### [Stated task]
Below are some entries. Copy each line that holds the string "name".

* Start Supplied entries *

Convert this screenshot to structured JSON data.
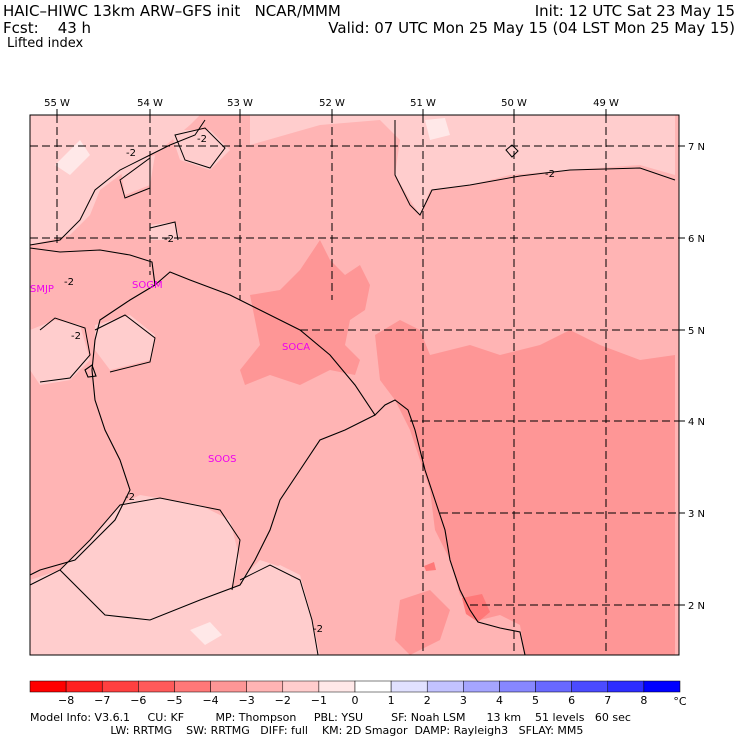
{
  "header": {
    "title_left": "HAIC–HIWC 13km ARW–GFS init   NCAR/MMM",
    "fcst": "Fcst:    43 h",
    "init": "Init: 12 UTC Sat 23 May 15",
    "valid": "Valid: 07 UTC Mon 25 May 15 (04 LST Mon 25 May 15)",
    "field": "Lifted index"
  },
  "map": {
    "lon_labels": [
      "55 W",
      "54 W",
      "53 W",
      "52 W",
      "51 W",
      "50 W",
      "49 W"
    ],
    "lat_labels": [
      "7 N",
      "6 N",
      "5 N",
      "4 N",
      "3 N",
      "2 N"
    ],
    "stations": [
      "SMJP",
      "SOGM",
      "SOCA",
      "SOOS"
    ],
    "contour_labels": [
      "-2",
      "-2",
      "-2",
      "-2",
      "-2",
      "-2",
      "-2",
      "-2"
    ]
  },
  "colorbar": {
    "ticks": [
      "−8",
      "−7",
      "−6",
      "−5",
      "−4",
      "−3",
      "−2",
      "−1",
      "0",
      "1",
      "2",
      "3",
      "4",
      "5",
      "6",
      "7",
      "8"
    ],
    "unit": "°C",
    "colors": [
      "#ff0000",
      "#ff2020",
      "#ff4040",
      "#ff5a5a",
      "#ff7878",
      "#fe9696",
      "#ffb4b4",
      "#ffcdcd",
      "#ffe8e8",
      "#ffffff",
      "#e1e1ff",
      "#c3c3ff",
      "#a5a5ff",
      "#8787ff",
      "#6969ff",
      "#4b4bff",
      "#2d2dff",
      "#0000ff"
    ]
  },
  "footer": {
    "line1": "Model Info: V3.6.1     CU: KF         MP: Thompson     PBL: YSU        SF: Noah LSM      13 km    51 levels   60 sec",
    "line2": "                       LW: RRTMG    SW: RRTMG   DIFF: full    KM: 2D Smagor  DAMP: Rayleigh3   SFLAY: MM5"
  }
}
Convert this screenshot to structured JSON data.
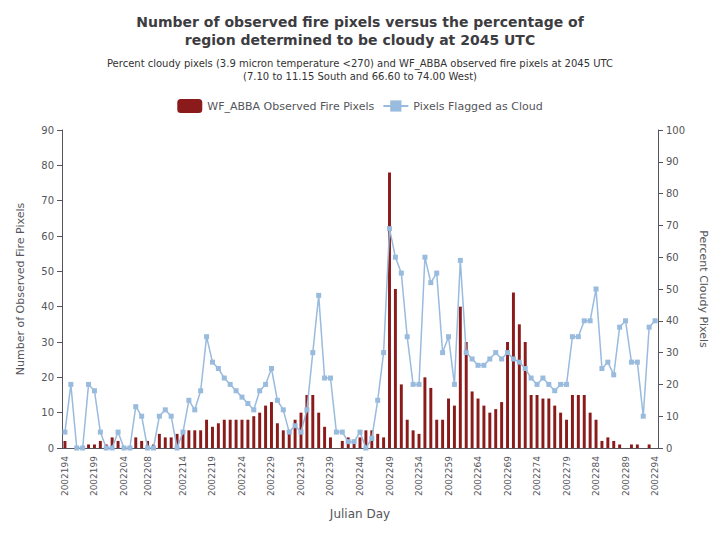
{
  "chart_data": {
    "type": "bar",
    "title": "Number of observed fire pixels versus the percentage of\nregion determined to be cloudy at 2045 UTC",
    "subtitle": "Percent cloudy pixels (3.9 micron temperature <270) and WF_ABBA observed fire pixels at 2045 UTC\n(7.10 to 11.15 South and 66.60 to 74.00 West)",
    "xlabel": "Julian Day",
    "ylabel": "Number of Observed Fire Pixels",
    "y2label": "Percent Cloudy Pixels",
    "categories": [
      "2002194",
      null,
      null,
      null,
      null,
      "2002199",
      null,
      null,
      null,
      null,
      "2002204",
      null,
      null,
      null,
      "2002208",
      null,
      null,
      null,
      null,
      null,
      "2002214",
      null,
      null,
      null,
      null,
      "2002219",
      null,
      null,
      null,
      null,
      "2002224",
      null,
      null,
      null,
      null,
      "2002229",
      null,
      null,
      null,
      null,
      "2002234",
      null,
      null,
      null,
      null,
      "2002239",
      null,
      null,
      null,
      null,
      "2002244",
      null,
      null,
      null,
      null,
      "2002249",
      null,
      null,
      null,
      null,
      "2002254",
      null,
      null,
      null,
      null,
      "2002259",
      null,
      null,
      null,
      null,
      "2002264",
      null,
      null,
      null,
      null,
      "2002269",
      null,
      null,
      null,
      null,
      "2002274",
      null,
      null,
      null,
      null,
      "2002279",
      null,
      null,
      null,
      null,
      "2002284",
      null,
      null,
      null,
      null,
      "2002289",
      null,
      null,
      null,
      null,
      "2002294"
    ],
    "series": [
      {
        "name": "WF_ABBA Observed Fire Pixels",
        "type": "bar",
        "color": "#8B1A1A",
        "values": [
          2,
          0,
          0,
          0,
          1,
          1,
          2,
          1,
          3,
          2,
          0,
          0,
          3,
          2,
          2,
          1,
          4,
          3,
          3,
          4,
          4,
          5,
          5,
          5,
          8,
          6,
          7,
          8,
          8,
          8,
          8,
          8,
          9,
          10,
          12,
          13,
          7,
          5,
          4,
          8,
          10,
          15,
          15,
          10,
          6,
          3,
          0,
          2,
          3,
          2,
          3,
          5,
          5,
          4,
          3,
          78,
          45,
          18,
          8,
          5,
          4,
          20,
          17,
          8,
          8,
          14,
          12,
          40,
          30,
          16,
          14,
          12,
          10,
          11,
          13,
          30,
          44,
          35,
          30,
          15,
          15,
          14,
          14,
          12,
          10,
          8,
          15,
          15,
          15,
          10,
          8,
          2,
          3,
          2,
          1,
          0,
          1,
          1,
          0,
          1,
          0
        ]
      },
      {
        "name": "Pixels Flagged as Cloud",
        "type": "line",
        "axis": "y2",
        "color": "#99BBDD",
        "marker": "square",
        "values": [
          5,
          20,
          0,
          0,
          20,
          18,
          5,
          0,
          0,
          5,
          0,
          0,
          13,
          10,
          0,
          0,
          10,
          12,
          10,
          0,
          5,
          15,
          12,
          18,
          35,
          27,
          25,
          22,
          20,
          18,
          16,
          14,
          12,
          18,
          20,
          25,
          15,
          12,
          5,
          7,
          5,
          12,
          30,
          48,
          22,
          22,
          5,
          5,
          2,
          2,
          5,
          0,
          3,
          15,
          30,
          69,
          60,
          55,
          35,
          20,
          20,
          60,
          52,
          55,
          30,
          35,
          20,
          59,
          30,
          28,
          26,
          26,
          28,
          30,
          28,
          30,
          28,
          27,
          25,
          22,
          20,
          22,
          20,
          18,
          20,
          20,
          35,
          35,
          40,
          40,
          50,
          25,
          27,
          23,
          38,
          40,
          27,
          27,
          10,
          38,
          40
        ]
      }
    ],
    "ylim": [
      0,
      90
    ],
    "yticks": [
      0,
      10,
      20,
      30,
      40,
      50,
      60,
      70,
      80,
      90
    ],
    "y2lim": [
      0,
      100
    ],
    "y2ticks": [
      0,
      10,
      20,
      30,
      40,
      50,
      60,
      70,
      80,
      90,
      100
    ],
    "legend": "top",
    "grid": false
  }
}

* End Supplied entries *

### [Exercise answer]
        "name": "WF_ABBA Observed Fire Pixels",
        "name": "Pixels Flagged as Cloud",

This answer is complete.